• REQUIRED TASK:
Word for word, give the material below again, minus any images.

• EXTRACTED RECORDS:

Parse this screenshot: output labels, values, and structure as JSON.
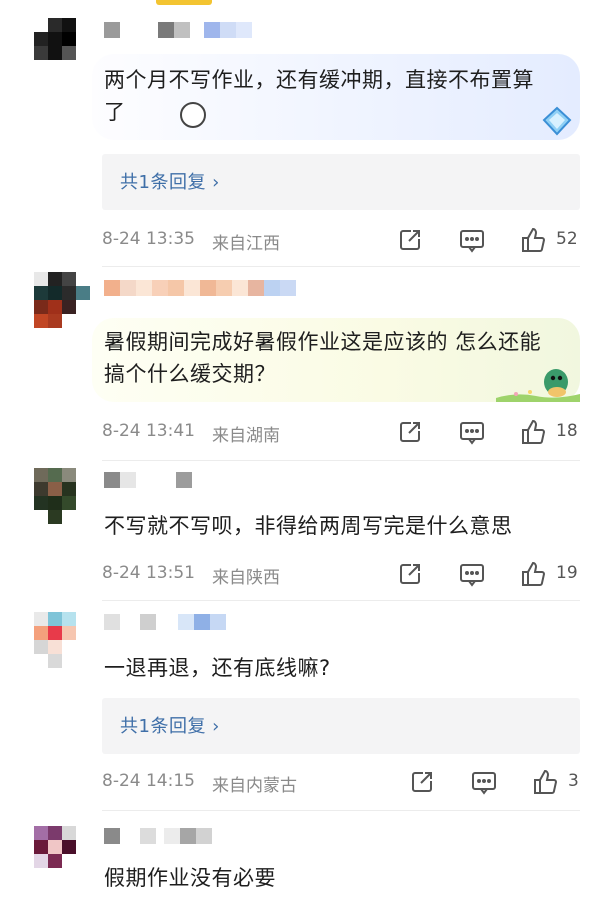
{
  "comments": [
    {
      "text": "两个月不写作业，还有缓冲期，直接不布置算了",
      "emoji": "face-emoji",
      "reply_label": "共1条回复 ›",
      "time": "8-24 13:35",
      "location": "来自江西",
      "likes": "52"
    },
    {
      "text": "暑假期间完成好暑假作业这是应该的 怎么还能搞个什么缓交期？",
      "time": "8-24 13:41",
      "location": "来自湖南",
      "likes": "18"
    },
    {
      "text": "不写就不写呗，非得给两周写完是什么意思",
      "time": "8-24 13:51",
      "location": "来自陕西",
      "likes": "19"
    },
    {
      "text": "一退再退，还有底线嘛?",
      "reply_label": "共1条回复 ›",
      "time": "8-24 14:15",
      "location": "来自内蒙古",
      "likes": "3"
    },
    {
      "text": "假期作业没有必要"
    }
  ],
  "icons": [
    "share-icon",
    "comment-icon",
    "like-icon"
  ],
  "colors": {
    "link": "#3f6fa8",
    "meta": "#8a8a8a",
    "reply_bg": "#f4f4f5",
    "indicator": "#f3c431"
  }
}
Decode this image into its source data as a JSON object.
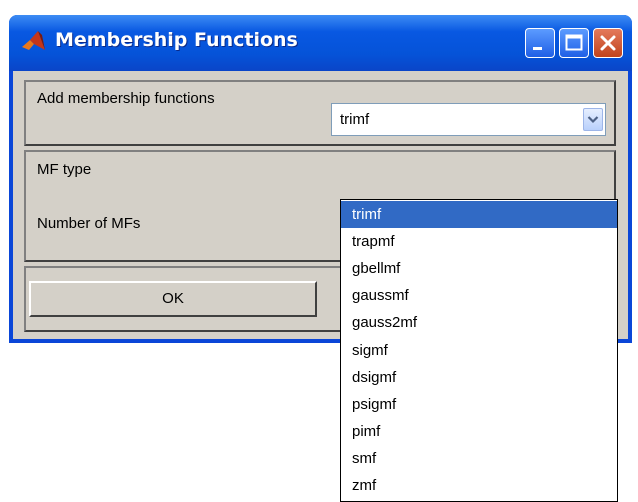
{
  "window": {
    "title": "Membership Functions",
    "colors": {
      "titlebar": "#0553d8",
      "client": "#d4d0c8",
      "selection": "#316ac5",
      "close_button": "#c1431d"
    }
  },
  "message": "Add membership functions",
  "form": {
    "mf_type_label": "MF type",
    "mf_type_value": "trimf",
    "num_mfs_label": "Number of MFs"
  },
  "buttons": {
    "ok": "OK"
  },
  "dropdown": {
    "selected_index": 0,
    "options": [
      "trimf",
      "trapmf",
      "gbellmf",
      "gaussmf",
      "gauss2mf",
      "sigmf",
      "dsigmf",
      "psigmf",
      "pimf",
      "smf",
      "zmf"
    ]
  },
  "icons": [
    "matlab-logo-icon",
    "minimize-icon",
    "maximize-icon",
    "close-icon",
    "chevron-down-icon"
  ]
}
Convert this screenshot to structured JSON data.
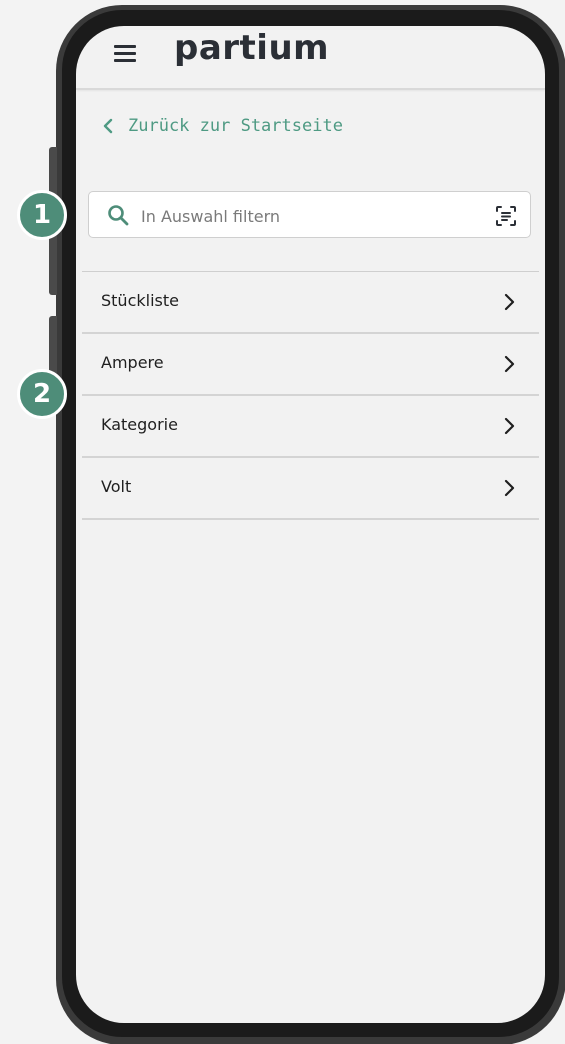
{
  "header": {
    "menu_icon": "hamburger-icon",
    "brand": "partium"
  },
  "nav": {
    "back_label": "Zurück zur Startseite",
    "back_icon": "chevron-left-icon"
  },
  "search": {
    "placeholder": "In Auswahl filtern",
    "value": "",
    "search_icon": "search-icon",
    "scan_icon": "scan-text-icon"
  },
  "filters": {
    "items": [
      {
        "label": "Stückliste"
      },
      {
        "label": "Ampere"
      },
      {
        "label": "Kategorie"
      },
      {
        "label": "Volt"
      }
    ]
  },
  "annotations": {
    "badge_1": "1",
    "badge_2": "2"
  },
  "colors": {
    "accent": "#4e9a83",
    "badge": "#4e8d79",
    "text": "#1f1f1f",
    "brand": "#2b2f36",
    "frame": "#1b1b1b"
  }
}
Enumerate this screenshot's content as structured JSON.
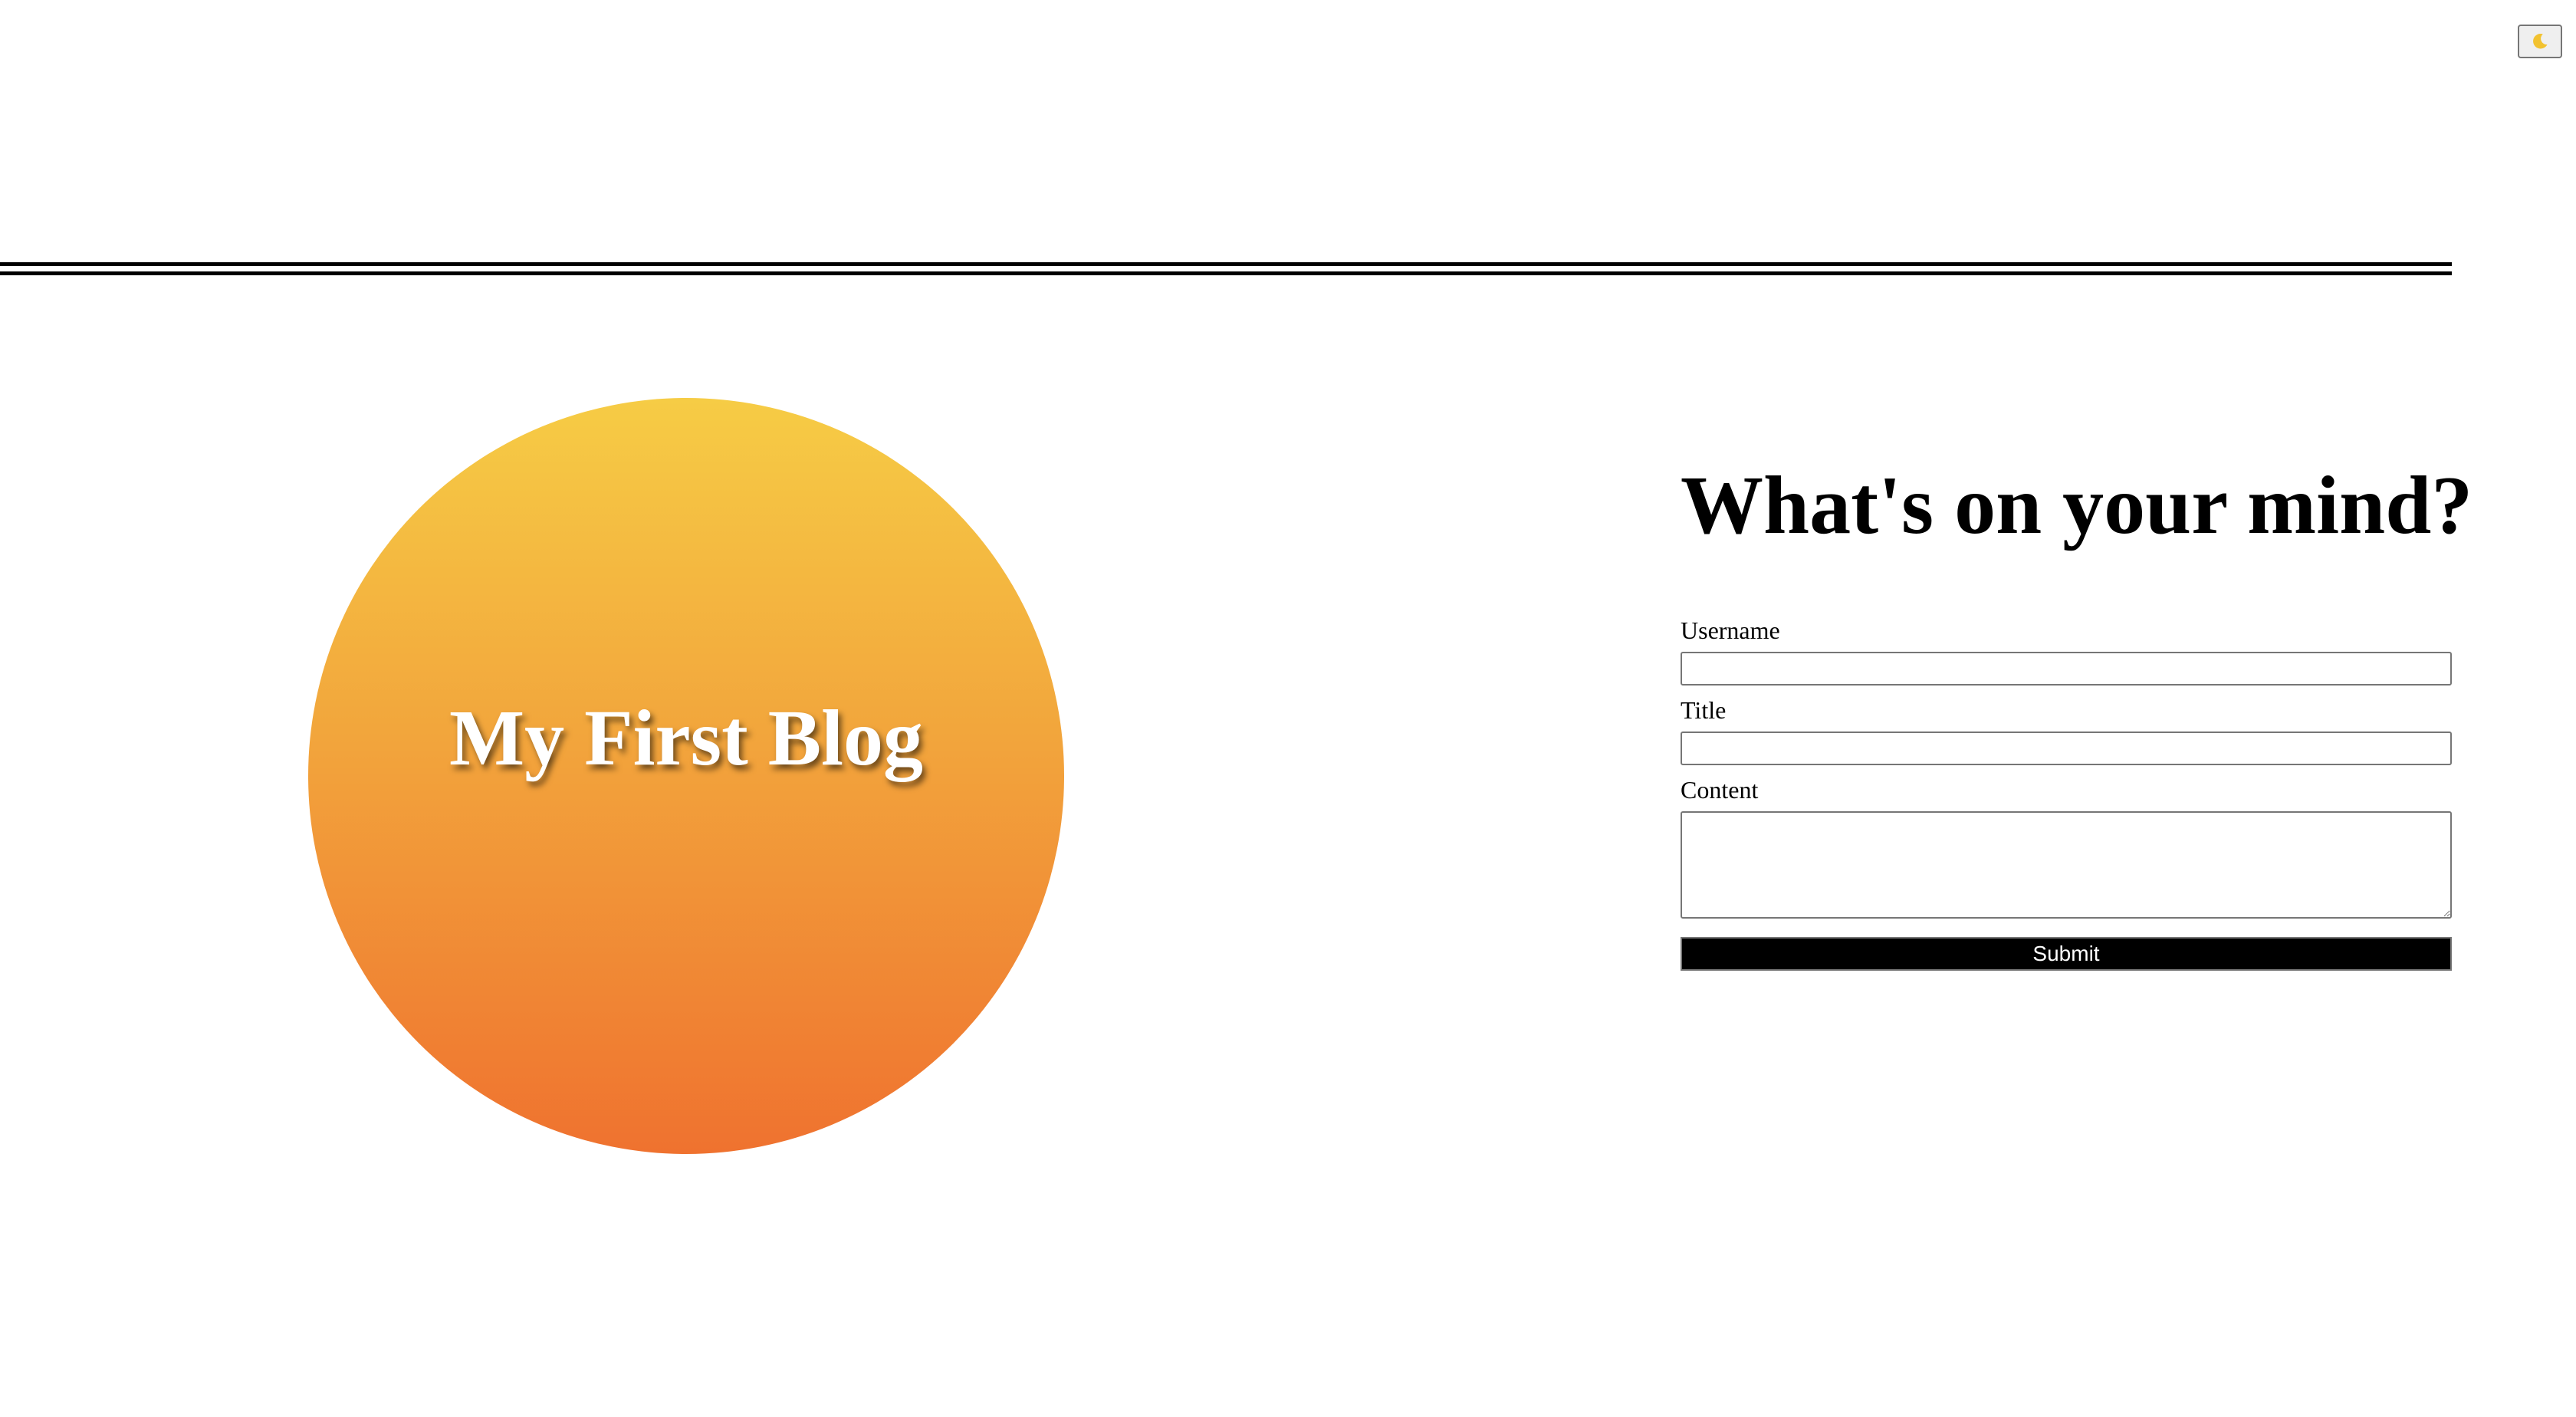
{
  "theme_toggle": {
    "icon": "moon-icon",
    "icon_color": "#f2c230"
  },
  "hero": {
    "title": "My First Blog",
    "gradient_top": "#f6cc45",
    "gradient_bottom": "#ef722f"
  },
  "form": {
    "heading": "What's on your mind?",
    "username_label": "Username",
    "username_value": "",
    "title_label": "Title",
    "title_value": "",
    "content_label": "Content",
    "content_value": "",
    "submit_label": "Submit"
  }
}
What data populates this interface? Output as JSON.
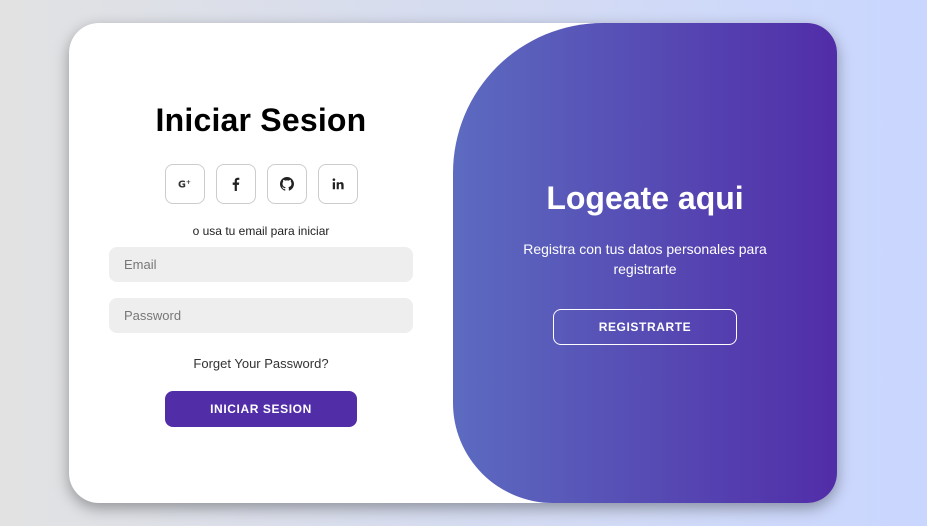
{
  "signin": {
    "title": "Iniciar Sesion",
    "socials": [
      {
        "icon": "google-plus-icon",
        "label": "G+"
      },
      {
        "icon": "facebook-icon",
        "label": "f"
      },
      {
        "icon": "github-icon",
        "label": ""
      },
      {
        "icon": "linkedin-icon",
        "label": "in"
      }
    ],
    "hint": "o usa tu email para iniciar",
    "email_placeholder": "Email",
    "password_placeholder": "Password",
    "forgot": "Forget Your Password?",
    "submit": "INICIAR SESION"
  },
  "toggle": {
    "title": "Logeate aqui",
    "text": "Registra con tus datos personales para registrarte",
    "button": "REGISTRARTE"
  },
  "colors": {
    "accent": "#512da8",
    "gradient_start": "#5c6bc0",
    "input_bg": "#eeeeee"
  }
}
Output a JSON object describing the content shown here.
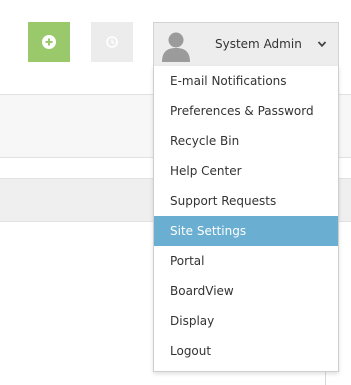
{
  "toolbar": {
    "add_icon": "plus-circle-icon",
    "clock_icon": "clock-icon",
    "add_color": "#9ac96b"
  },
  "user_menu": {
    "name": "System Admin",
    "avatar_icon": "user-avatar-icon",
    "toggle_icon": "chevron-down-icon",
    "active_color": "#6aafd2",
    "items": [
      {
        "label": "E-mail Notifications"
      },
      {
        "label": "Preferences & Password"
      },
      {
        "label": "Recycle Bin"
      },
      {
        "label": "Help Center"
      },
      {
        "label": "Support Requests"
      },
      {
        "label": "Site Settings",
        "active": true
      },
      {
        "label": "Portal"
      },
      {
        "label": "BoardView"
      },
      {
        "label": "Display"
      },
      {
        "label": "Logout"
      }
    ]
  }
}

• SOLUTION TO THIS PROBLEM:
Parse this screenshot: output labels, values, and structure as JSON.
{
  "comments": [
    {
      "text": "两个月不写作业，还有缓冲期，直接不布置算了",
      "emoji": "face-emoji",
      "reply_label": "共1条回复 ›",
      "time": "8-24 13:35",
      "location": "来自江西",
      "likes": "52"
    },
    {
      "text": "暑假期间完成好暑假作业这是应该的 怎么还能搞个什么缓交期？",
      "time": "8-24 13:41",
      "location": "来自湖南",
      "likes": "18"
    },
    {
      "text": "不写就不写呗，非得给两周写完是什么意思",
      "time": "8-24 13:51",
      "location": "来自陕西",
      "likes": "19"
    },
    {
      "text": "一退再退，还有底线嘛?",
      "reply_label": "共1条回复 ›",
      "time": "8-24 14:15",
      "location": "来自内蒙古",
      "likes": "3"
    },
    {
      "text": "假期作业没有必要"
    }
  ],
  "icons": [
    "share-icon",
    "comment-icon",
    "like-icon"
  ],
  "colors": {
    "link": "#3f6fa8",
    "meta": "#8a8a8a",
    "reply_bg": "#f4f4f5",
    "indicator": "#f3c431"
  }
}
Decode this image into its source data as a JSON object.
{
  "window": {
    "title": "Membership Functions",
    "colors": {
      "titlebar": "#0553d8",
      "client": "#d4d0c8",
      "selection": "#316ac5",
      "close_button": "#c1431d"
    }
  },
  "message": "Add membership functions",
  "form": {
    "mf_type_label": "MF type",
    "mf_type_value": "trimf",
    "num_mfs_label": "Number of MFs"
  },
  "buttons": {
    "ok": "OK"
  },
  "dropdown": {
    "selected_index": 0,
    "options": [
      "trimf",
      "trapmf",
      "gbellmf",
      "gaussmf",
      "gauss2mf",
      "sigmf",
      "dsigmf",
      "psigmf",
      "pimf",
      "smf",
      "zmf"
    ]
  },
  "icons": [
    "matlab-logo-icon",
    "minimize-icon",
    "maximize-icon",
    "close-icon",
    "chevron-down-icon"
  ]
}
Convert this screenshot to structured JSON data.
{
  "header": {
    "menu_icon": "hamburger-icon",
    "brand": "partium"
  },
  "nav": {
    "back_label": "Zurück zur Startseite",
    "back_icon": "chevron-left-icon"
  },
  "search": {
    "placeholder": "In Auswahl filtern",
    "value": "",
    "search_icon": "search-icon",
    "scan_icon": "scan-text-icon"
  },
  "filters": {
    "items": [
      {
        "label": "Stückliste"
      },
      {
        "label": "Ampere"
      },
      {
        "label": "Kategorie"
      },
      {
        "label": "Volt"
      }
    ]
  },
  "annotations": {
    "badge_1": "1",
    "badge_2": "2"
  },
  "colors": {
    "accent": "#4e9a83",
    "badge": "#4e8d79",
    "text": "#1f1f1f",
    "brand": "#2b2f36",
    "frame": "#1b1b1b"
  }
}
Enumerate this screenshot's content as structured JSON.
{
  "theme_toggle": {
    "icon": "moon-icon",
    "icon_color": "#f2c230"
  },
  "hero": {
    "title": "My First Blog",
    "gradient_top": "#f6cc45",
    "gradient_bottom": "#ef722f"
  },
  "form": {
    "heading": "What's on your mind?",
    "username_label": "Username",
    "username_value": "",
    "title_label": "Title",
    "title_value": "",
    "content_label": "Content",
    "content_value": "",
    "submit_label": "Submit"
  }
}
What data populates this interface? Output as JSON.
{
  "signin": {
    "title": "Iniciar Sesion",
    "socials": [
      {
        "icon": "google-plus-icon",
        "label": "G+"
      },
      {
        "icon": "facebook-icon",
        "label": "f"
      },
      {
        "icon": "github-icon",
        "label": ""
      },
      {
        "icon": "linkedin-icon",
        "label": "in"
      }
    ],
    "hint": "o usa tu email para iniciar",
    "email_placeholder": "Email",
    "password_placeholder": "Password",
    "forgot": "Forget Your Password?",
    "submit": "INICIAR SESION"
  },
  "toggle": {
    "title": "Logeate aqui",
    "text": "Registra con tus datos personales para registrarte",
    "button": "REGISTRARTE"
  },
  "colors": {
    "accent": "#512da8",
    "gradient_start": "#5c6bc0",
    "input_bg": "#eeeeee"
  }
}
Output a JSON object describing the content shown here.
{
  "toolbar": {
    "add_icon": "plus-circle-icon",
    "clock_icon": "clock-icon",
    "add_color": "#9ac96b"
  },
  "user_menu": {
    "name": "System Admin",
    "avatar_icon": "user-avatar-icon",
    "toggle_icon": "chevron-down-icon",
    "active_color": "#6aafd2",
    "items": [
      {
        "label": "E-mail Notifications"
      },
      {
        "label": "Preferences & Password"
      },
      {
        "label": "Recycle Bin"
      },
      {
        "label": "Help Center"
      },
      {
        "label": "Support Requests"
      },
      {
        "label": "Site Settings",
        "active": true
      },
      {
        "label": "Portal"
      },
      {
        "label": "BoardView"
      },
      {
        "label": "Display"
      },
      {
        "label": "Logout"
      }
    ]
  }
}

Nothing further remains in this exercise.